╭─ TASK MATERIAL

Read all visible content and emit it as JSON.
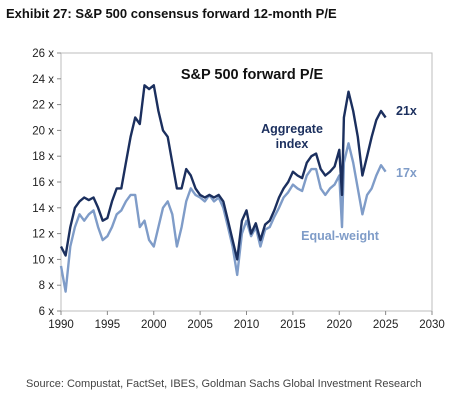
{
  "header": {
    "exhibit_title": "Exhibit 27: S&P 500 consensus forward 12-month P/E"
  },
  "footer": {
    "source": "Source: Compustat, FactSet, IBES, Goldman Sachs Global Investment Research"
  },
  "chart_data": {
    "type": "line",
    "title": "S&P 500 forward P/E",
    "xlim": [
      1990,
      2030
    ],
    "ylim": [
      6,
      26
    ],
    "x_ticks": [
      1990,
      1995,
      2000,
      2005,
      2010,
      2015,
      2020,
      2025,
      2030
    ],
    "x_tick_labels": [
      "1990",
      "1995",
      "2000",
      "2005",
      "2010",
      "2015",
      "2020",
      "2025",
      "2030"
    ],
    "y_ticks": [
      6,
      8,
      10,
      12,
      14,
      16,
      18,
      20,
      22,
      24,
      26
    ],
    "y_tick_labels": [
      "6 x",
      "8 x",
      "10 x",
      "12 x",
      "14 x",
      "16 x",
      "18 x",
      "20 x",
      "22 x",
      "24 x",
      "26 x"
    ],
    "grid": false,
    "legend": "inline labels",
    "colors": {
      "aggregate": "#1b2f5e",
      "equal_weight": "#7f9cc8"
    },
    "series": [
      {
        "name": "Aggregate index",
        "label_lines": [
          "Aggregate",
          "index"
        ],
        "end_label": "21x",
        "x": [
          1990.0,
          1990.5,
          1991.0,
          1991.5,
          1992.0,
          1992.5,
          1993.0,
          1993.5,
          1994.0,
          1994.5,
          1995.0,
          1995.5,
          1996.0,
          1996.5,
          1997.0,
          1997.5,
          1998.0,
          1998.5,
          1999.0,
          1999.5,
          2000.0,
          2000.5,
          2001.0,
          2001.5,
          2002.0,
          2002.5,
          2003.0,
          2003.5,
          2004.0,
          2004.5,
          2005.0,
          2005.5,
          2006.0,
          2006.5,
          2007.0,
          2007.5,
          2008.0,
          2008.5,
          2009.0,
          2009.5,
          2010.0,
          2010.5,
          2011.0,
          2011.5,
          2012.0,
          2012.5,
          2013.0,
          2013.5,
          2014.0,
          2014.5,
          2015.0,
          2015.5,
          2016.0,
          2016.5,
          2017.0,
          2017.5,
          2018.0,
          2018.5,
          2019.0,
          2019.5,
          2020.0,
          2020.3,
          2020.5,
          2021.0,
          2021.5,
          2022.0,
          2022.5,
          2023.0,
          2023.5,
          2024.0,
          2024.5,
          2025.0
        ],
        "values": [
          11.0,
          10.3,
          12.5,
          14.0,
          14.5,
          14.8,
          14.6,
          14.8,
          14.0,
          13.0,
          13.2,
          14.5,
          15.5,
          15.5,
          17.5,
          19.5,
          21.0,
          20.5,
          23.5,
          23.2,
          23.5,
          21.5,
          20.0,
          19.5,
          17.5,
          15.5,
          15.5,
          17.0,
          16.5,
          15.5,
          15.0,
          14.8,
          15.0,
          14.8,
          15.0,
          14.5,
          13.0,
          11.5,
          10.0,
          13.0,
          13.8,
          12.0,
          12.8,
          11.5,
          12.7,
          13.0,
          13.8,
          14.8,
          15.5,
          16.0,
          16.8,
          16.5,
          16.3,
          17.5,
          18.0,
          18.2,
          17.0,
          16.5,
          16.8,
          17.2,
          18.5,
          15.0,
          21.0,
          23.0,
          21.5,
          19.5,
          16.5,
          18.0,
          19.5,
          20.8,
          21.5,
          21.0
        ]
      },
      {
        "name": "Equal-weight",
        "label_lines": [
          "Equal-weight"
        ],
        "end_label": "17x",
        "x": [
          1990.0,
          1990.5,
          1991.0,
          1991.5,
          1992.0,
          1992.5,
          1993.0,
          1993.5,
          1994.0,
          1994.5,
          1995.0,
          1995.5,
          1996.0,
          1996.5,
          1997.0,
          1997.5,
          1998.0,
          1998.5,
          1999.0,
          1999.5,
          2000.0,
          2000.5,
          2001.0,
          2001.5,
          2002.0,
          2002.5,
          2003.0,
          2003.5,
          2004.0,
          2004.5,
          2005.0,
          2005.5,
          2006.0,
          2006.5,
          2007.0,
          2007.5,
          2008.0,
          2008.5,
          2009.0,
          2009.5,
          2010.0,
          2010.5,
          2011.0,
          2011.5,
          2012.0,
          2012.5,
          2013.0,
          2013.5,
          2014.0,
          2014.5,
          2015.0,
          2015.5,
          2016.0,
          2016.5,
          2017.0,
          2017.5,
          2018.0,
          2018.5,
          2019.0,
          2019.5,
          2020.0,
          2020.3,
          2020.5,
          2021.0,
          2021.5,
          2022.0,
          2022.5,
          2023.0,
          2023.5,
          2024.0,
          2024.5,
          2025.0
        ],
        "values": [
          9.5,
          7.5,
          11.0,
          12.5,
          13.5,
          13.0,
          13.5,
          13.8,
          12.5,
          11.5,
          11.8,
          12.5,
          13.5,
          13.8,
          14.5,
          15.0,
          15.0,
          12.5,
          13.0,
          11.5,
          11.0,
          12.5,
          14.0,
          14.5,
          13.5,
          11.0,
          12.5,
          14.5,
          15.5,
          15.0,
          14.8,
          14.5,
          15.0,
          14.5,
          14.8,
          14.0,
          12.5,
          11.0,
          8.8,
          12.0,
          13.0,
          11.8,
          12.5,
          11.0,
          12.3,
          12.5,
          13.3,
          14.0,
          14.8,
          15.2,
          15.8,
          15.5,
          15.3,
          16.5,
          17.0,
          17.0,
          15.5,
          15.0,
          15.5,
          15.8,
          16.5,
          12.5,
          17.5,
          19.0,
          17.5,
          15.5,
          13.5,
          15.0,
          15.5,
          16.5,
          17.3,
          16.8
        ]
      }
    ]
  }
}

╰─
╭─ TASK MATERIAL

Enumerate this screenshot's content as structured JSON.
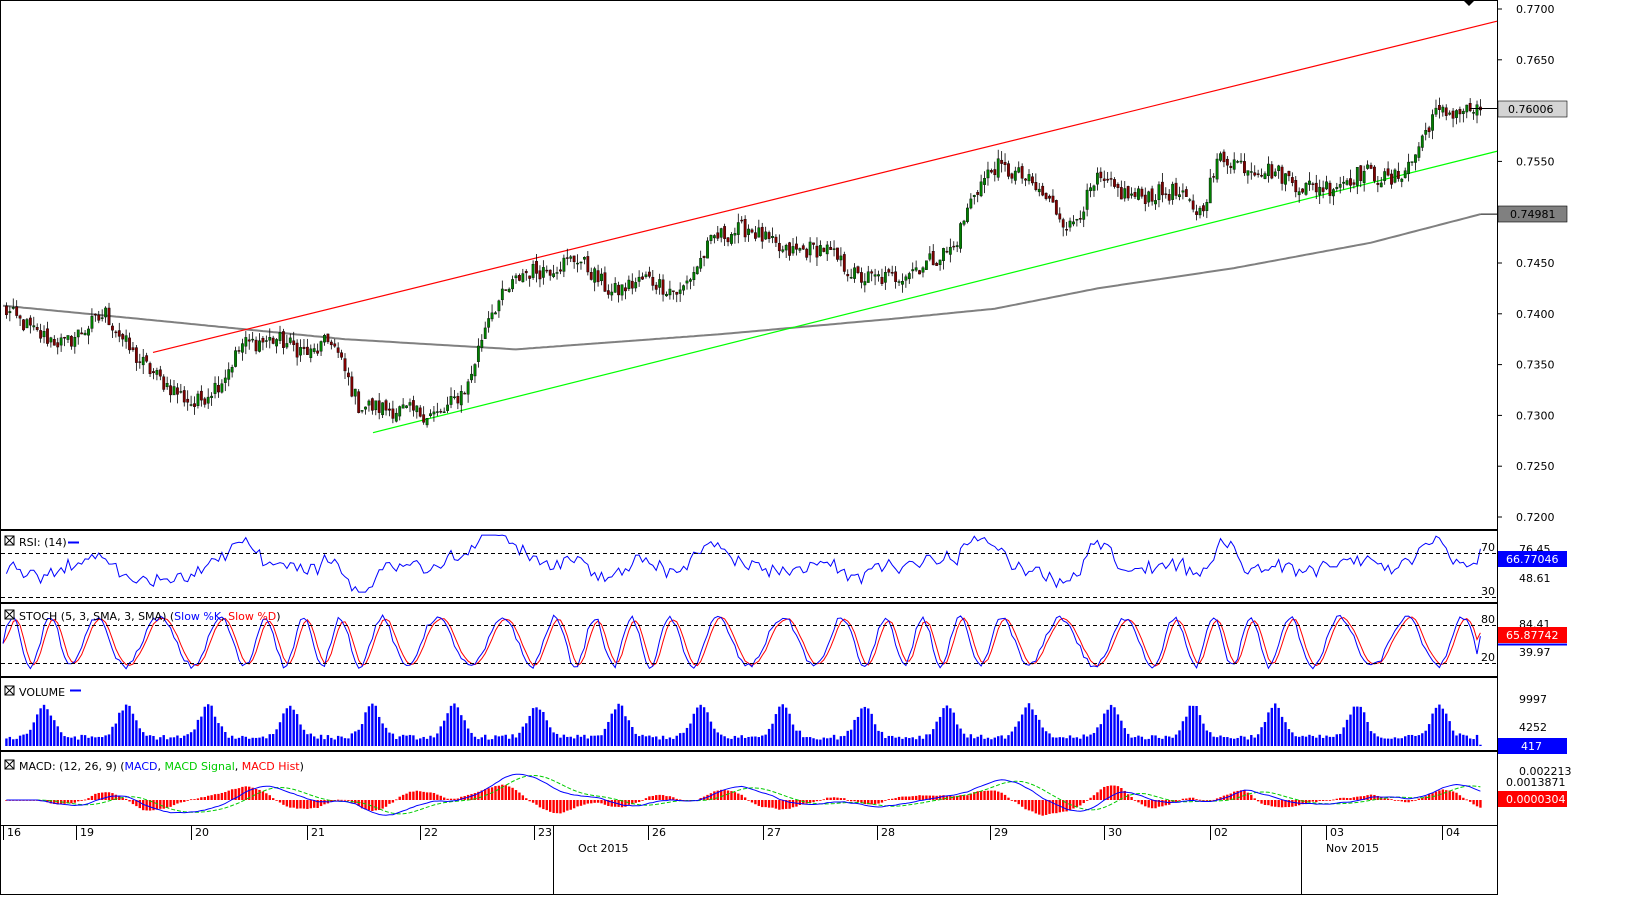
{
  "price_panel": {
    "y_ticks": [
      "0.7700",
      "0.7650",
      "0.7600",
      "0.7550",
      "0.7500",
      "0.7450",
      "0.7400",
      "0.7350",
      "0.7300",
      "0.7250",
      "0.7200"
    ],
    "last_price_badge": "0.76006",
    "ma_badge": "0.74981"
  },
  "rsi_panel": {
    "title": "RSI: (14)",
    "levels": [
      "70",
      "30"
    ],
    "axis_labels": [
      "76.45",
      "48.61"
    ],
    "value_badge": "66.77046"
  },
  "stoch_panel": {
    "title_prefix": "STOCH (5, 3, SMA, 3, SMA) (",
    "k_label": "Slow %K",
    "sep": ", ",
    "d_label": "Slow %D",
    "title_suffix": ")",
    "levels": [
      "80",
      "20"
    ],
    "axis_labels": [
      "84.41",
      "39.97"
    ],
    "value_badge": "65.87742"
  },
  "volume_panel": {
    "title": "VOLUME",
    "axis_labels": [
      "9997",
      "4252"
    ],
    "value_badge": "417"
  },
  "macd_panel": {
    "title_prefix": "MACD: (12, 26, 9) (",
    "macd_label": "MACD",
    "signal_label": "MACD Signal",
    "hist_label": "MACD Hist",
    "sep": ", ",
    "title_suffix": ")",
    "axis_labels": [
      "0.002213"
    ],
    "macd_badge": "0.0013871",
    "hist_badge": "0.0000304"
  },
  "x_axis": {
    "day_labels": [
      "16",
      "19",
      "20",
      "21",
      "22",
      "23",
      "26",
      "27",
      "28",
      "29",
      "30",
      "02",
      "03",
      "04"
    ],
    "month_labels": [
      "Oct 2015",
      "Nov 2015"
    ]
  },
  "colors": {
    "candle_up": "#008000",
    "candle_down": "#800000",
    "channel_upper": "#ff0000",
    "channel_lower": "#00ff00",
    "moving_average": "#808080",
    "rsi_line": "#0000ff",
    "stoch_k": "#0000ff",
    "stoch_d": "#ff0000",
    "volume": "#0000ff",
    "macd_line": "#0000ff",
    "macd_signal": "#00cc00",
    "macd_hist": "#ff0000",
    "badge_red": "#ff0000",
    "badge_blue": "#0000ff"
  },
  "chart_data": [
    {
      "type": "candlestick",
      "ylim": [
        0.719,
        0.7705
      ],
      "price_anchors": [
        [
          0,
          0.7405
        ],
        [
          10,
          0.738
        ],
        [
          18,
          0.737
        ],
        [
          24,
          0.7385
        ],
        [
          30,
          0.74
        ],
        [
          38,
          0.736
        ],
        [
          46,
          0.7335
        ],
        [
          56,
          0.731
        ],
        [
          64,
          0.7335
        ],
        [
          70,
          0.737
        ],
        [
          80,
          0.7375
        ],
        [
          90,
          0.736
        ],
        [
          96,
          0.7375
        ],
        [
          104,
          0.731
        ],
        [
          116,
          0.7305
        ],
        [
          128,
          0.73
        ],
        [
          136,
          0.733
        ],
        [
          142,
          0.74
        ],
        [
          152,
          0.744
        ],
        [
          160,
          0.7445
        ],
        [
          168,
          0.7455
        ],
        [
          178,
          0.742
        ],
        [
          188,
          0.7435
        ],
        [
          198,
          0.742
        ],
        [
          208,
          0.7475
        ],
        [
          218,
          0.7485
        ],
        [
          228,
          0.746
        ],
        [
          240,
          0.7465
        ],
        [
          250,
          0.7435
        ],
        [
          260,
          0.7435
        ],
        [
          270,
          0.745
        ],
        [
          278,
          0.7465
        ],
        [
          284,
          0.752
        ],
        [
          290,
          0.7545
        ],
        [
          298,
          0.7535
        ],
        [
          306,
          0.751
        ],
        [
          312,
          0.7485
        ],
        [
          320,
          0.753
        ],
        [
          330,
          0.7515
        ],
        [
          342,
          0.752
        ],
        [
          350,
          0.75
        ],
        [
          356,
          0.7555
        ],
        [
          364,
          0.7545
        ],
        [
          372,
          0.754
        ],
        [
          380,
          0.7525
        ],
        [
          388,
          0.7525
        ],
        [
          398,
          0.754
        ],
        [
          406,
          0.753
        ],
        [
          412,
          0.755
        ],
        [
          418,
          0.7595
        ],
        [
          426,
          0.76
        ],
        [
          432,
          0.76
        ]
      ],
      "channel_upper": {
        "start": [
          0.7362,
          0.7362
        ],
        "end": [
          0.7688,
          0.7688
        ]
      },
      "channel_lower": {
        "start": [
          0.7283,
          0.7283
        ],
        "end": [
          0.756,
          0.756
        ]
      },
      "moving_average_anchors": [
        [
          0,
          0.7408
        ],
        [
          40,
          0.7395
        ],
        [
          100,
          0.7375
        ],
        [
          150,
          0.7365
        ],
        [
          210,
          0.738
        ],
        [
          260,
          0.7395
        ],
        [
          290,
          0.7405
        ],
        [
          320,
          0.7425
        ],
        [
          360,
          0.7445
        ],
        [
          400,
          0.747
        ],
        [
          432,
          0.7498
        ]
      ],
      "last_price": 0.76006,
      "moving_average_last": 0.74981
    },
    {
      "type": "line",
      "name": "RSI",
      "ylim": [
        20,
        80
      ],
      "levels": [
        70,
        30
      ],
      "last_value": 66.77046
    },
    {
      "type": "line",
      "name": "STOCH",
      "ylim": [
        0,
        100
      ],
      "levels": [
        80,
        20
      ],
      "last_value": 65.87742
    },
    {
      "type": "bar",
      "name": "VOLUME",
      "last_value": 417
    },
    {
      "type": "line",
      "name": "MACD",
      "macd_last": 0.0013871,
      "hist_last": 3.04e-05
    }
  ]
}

╰─
╭─ TASK MATERIAL

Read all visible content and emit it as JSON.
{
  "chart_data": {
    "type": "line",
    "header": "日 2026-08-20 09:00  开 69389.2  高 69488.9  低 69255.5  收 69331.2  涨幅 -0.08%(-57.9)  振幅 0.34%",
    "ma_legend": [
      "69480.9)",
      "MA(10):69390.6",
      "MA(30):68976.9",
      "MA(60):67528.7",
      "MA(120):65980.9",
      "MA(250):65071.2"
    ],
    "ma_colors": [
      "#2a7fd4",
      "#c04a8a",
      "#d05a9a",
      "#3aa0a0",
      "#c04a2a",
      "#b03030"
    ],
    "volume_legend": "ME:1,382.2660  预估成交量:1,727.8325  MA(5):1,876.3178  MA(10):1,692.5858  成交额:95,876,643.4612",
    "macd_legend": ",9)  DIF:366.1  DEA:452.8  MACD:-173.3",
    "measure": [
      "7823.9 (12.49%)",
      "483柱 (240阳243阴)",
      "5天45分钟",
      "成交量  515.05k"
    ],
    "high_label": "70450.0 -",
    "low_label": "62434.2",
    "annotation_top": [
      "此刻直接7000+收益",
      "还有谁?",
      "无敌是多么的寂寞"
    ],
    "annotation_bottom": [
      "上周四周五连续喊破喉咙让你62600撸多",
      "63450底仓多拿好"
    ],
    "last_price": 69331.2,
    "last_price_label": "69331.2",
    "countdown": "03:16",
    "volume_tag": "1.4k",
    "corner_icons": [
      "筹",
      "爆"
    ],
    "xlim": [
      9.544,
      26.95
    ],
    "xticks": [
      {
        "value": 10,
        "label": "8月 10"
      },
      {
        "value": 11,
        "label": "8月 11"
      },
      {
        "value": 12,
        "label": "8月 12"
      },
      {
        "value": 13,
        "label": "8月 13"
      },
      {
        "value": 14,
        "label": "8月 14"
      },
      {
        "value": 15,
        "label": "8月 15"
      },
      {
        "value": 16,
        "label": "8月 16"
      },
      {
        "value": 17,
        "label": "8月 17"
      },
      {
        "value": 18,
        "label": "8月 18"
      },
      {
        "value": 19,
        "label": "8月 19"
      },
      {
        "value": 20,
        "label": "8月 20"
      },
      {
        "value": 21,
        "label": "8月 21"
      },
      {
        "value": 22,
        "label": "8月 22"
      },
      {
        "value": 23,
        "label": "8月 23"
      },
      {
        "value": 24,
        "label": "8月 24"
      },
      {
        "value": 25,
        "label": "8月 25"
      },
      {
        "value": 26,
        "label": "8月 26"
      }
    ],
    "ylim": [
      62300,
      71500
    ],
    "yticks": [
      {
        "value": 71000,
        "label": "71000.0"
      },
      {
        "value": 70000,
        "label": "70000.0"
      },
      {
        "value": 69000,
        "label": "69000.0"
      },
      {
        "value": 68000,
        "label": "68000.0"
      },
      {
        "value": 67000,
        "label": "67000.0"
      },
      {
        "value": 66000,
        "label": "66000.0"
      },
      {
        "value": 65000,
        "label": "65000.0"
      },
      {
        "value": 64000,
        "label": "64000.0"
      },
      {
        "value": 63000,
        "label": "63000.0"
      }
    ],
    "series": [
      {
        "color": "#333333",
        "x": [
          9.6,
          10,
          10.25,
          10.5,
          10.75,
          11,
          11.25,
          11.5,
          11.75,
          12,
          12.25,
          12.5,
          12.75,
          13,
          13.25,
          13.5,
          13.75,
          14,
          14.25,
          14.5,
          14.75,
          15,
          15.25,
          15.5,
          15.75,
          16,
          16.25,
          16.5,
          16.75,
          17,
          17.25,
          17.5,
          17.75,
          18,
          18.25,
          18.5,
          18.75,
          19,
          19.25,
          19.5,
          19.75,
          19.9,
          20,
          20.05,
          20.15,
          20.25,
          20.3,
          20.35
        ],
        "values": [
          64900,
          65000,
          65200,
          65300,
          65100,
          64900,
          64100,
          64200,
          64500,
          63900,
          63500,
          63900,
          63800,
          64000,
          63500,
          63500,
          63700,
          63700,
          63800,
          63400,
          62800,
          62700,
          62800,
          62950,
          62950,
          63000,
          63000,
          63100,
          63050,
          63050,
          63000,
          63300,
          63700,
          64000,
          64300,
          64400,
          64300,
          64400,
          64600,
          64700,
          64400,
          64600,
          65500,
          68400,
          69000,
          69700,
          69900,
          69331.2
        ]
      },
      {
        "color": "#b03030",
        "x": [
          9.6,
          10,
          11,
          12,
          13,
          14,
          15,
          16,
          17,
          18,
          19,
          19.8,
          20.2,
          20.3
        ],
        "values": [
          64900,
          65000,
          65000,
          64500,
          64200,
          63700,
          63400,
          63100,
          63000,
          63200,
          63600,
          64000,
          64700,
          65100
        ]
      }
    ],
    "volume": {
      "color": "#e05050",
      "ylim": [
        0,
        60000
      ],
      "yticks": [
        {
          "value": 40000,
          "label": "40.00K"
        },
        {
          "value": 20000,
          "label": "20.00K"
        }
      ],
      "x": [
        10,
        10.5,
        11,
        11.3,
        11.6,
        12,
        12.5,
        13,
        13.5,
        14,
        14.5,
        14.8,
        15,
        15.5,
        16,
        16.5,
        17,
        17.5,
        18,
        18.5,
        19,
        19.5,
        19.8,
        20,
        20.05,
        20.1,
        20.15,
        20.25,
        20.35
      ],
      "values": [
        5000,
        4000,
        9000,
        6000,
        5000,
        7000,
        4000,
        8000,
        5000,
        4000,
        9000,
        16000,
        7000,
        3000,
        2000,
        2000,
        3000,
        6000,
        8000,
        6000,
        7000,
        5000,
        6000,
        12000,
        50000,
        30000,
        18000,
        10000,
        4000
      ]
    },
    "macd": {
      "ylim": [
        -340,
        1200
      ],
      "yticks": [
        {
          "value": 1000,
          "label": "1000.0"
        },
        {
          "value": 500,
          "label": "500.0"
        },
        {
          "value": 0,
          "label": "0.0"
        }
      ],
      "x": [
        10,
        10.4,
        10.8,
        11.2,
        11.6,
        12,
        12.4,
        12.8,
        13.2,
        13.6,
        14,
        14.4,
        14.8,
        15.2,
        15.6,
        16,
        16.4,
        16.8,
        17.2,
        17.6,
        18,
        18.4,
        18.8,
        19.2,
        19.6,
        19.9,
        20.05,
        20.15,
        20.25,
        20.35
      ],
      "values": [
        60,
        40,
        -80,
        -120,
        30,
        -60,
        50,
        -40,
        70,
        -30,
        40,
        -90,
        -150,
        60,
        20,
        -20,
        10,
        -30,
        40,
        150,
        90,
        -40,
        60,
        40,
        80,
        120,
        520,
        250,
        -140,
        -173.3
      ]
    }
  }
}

╰─

### PROBLEM DETAILS
Report every line in the data above in which the word "header" appears.

### TASK SOLUTION
  "header": {
    "header": "日 2026-08-20 09:00  开 69389.2  高 69488.9  低 69255.5  收 69331.2  涨幅 -0.08%(-57.9)  振幅 0.34%",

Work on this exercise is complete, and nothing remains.